- Exercise goal
In the entries, find all lines that hold the word "woman" and copy them.

** Start **

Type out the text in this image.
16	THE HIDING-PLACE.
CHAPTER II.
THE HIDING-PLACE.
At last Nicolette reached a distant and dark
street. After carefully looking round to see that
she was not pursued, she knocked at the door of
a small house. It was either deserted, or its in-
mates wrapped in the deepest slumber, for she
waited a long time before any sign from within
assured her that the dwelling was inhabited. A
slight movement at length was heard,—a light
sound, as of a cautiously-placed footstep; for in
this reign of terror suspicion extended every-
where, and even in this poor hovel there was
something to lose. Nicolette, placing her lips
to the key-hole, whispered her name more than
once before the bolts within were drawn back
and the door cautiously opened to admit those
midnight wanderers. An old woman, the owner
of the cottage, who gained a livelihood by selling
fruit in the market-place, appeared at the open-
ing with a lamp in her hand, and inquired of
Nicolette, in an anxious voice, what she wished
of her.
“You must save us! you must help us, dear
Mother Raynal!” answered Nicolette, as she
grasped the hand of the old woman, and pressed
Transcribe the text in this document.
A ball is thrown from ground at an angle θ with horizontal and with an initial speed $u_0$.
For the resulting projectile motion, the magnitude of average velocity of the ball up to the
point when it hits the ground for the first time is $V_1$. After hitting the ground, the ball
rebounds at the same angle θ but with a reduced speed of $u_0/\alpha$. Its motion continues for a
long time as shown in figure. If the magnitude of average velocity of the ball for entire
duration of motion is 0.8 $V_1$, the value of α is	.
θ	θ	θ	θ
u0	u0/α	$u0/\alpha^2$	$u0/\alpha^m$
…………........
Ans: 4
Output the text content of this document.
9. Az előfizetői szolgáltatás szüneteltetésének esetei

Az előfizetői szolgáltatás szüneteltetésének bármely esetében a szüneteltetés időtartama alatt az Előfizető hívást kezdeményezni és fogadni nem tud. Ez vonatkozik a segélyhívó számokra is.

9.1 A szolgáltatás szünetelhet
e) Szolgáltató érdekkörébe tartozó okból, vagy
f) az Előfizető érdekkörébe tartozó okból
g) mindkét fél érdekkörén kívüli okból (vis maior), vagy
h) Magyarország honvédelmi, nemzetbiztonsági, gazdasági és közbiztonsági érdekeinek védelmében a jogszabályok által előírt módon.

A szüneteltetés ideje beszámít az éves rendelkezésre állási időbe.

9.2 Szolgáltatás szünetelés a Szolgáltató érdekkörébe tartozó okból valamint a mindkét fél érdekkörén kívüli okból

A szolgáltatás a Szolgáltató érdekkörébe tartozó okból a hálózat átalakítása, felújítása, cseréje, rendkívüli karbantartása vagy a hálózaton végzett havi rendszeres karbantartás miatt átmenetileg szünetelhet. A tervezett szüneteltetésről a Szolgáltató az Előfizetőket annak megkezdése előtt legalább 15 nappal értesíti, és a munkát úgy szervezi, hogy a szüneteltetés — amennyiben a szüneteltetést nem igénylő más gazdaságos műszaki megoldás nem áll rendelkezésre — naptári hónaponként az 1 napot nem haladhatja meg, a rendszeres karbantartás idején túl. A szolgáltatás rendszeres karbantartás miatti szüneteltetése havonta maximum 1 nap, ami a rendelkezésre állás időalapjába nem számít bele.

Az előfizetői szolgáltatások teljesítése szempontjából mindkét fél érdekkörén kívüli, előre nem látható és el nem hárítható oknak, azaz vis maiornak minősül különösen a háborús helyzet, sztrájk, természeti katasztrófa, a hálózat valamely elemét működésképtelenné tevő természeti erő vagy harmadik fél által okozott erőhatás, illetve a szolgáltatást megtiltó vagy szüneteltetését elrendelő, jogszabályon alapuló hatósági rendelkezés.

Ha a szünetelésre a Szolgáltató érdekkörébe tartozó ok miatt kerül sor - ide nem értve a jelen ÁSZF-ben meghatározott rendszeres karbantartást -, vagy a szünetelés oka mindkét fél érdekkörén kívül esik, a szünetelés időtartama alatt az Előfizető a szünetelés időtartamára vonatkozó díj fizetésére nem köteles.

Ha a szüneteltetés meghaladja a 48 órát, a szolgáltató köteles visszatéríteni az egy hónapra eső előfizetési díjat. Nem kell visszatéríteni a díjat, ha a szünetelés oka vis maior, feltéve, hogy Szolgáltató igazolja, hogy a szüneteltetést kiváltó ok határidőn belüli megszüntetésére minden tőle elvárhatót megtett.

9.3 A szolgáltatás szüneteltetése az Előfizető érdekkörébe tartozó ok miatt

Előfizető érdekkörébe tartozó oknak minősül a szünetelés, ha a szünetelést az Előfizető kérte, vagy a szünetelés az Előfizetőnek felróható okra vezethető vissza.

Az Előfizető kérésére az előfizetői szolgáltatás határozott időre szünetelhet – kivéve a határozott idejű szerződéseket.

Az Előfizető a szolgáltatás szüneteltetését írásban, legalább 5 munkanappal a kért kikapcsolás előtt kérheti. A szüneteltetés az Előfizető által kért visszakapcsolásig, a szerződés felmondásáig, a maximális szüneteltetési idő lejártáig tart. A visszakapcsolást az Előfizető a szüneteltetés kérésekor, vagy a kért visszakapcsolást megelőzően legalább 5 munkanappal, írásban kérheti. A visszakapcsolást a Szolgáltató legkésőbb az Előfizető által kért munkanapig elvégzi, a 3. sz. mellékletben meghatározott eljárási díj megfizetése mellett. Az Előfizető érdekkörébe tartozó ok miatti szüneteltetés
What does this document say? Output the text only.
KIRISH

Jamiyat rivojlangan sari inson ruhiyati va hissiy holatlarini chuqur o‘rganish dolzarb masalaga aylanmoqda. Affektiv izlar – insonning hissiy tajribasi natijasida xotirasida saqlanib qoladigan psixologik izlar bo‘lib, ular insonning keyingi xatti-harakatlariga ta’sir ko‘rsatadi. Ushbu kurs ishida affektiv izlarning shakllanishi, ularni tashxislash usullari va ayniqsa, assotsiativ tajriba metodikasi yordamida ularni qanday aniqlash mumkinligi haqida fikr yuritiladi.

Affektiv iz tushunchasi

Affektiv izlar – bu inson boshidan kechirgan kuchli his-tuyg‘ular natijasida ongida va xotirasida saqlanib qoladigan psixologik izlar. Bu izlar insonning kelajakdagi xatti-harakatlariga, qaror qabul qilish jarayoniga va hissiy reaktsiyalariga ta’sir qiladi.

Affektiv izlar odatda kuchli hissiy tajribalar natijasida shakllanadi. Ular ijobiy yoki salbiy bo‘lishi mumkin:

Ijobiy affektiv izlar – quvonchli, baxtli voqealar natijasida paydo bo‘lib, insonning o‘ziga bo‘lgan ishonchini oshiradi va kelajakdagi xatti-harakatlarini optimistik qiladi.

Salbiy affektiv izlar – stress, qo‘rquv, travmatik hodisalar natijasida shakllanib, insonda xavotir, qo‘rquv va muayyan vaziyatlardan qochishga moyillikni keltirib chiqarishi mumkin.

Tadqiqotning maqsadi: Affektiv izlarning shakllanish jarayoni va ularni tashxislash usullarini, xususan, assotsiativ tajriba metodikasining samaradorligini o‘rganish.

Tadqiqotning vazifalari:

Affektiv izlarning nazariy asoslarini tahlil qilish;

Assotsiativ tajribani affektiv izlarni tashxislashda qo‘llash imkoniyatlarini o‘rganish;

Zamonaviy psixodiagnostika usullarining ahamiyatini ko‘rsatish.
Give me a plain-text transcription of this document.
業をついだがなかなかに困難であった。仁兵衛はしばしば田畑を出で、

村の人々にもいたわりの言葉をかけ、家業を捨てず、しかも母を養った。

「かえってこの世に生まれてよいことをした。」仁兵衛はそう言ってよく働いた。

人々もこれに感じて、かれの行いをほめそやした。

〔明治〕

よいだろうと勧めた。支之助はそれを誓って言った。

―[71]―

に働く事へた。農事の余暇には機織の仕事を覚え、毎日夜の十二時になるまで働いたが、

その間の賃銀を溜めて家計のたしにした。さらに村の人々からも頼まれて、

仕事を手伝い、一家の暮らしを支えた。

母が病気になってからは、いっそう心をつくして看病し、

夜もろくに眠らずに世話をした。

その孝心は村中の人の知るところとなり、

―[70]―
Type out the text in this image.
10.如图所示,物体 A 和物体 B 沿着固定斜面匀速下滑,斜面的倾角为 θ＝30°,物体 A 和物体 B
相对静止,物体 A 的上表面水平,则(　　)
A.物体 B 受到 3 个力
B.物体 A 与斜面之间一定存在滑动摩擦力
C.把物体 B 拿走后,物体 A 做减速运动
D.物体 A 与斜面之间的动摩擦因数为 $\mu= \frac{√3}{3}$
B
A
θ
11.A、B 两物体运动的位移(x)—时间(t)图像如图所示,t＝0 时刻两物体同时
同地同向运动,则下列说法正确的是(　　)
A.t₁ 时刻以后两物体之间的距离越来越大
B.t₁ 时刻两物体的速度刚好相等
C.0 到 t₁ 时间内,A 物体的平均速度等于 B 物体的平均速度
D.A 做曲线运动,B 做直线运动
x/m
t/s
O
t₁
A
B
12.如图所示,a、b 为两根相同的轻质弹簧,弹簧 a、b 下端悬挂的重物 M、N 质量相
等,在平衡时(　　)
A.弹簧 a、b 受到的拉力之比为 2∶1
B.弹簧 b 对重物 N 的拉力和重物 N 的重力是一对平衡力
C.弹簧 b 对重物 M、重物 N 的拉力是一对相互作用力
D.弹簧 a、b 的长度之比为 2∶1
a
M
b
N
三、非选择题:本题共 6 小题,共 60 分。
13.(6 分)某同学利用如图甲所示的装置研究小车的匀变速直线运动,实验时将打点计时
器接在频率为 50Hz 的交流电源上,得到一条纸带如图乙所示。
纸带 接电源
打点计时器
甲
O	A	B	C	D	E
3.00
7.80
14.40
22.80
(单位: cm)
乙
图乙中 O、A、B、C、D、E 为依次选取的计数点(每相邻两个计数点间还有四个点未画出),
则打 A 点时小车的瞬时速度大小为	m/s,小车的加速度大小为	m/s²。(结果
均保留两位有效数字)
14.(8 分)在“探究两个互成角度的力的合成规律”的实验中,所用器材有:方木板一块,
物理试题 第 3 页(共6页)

** End **

- Full answer
midnight wanderers. An old woman, the owner
grasped the hand of the old woman, and pressed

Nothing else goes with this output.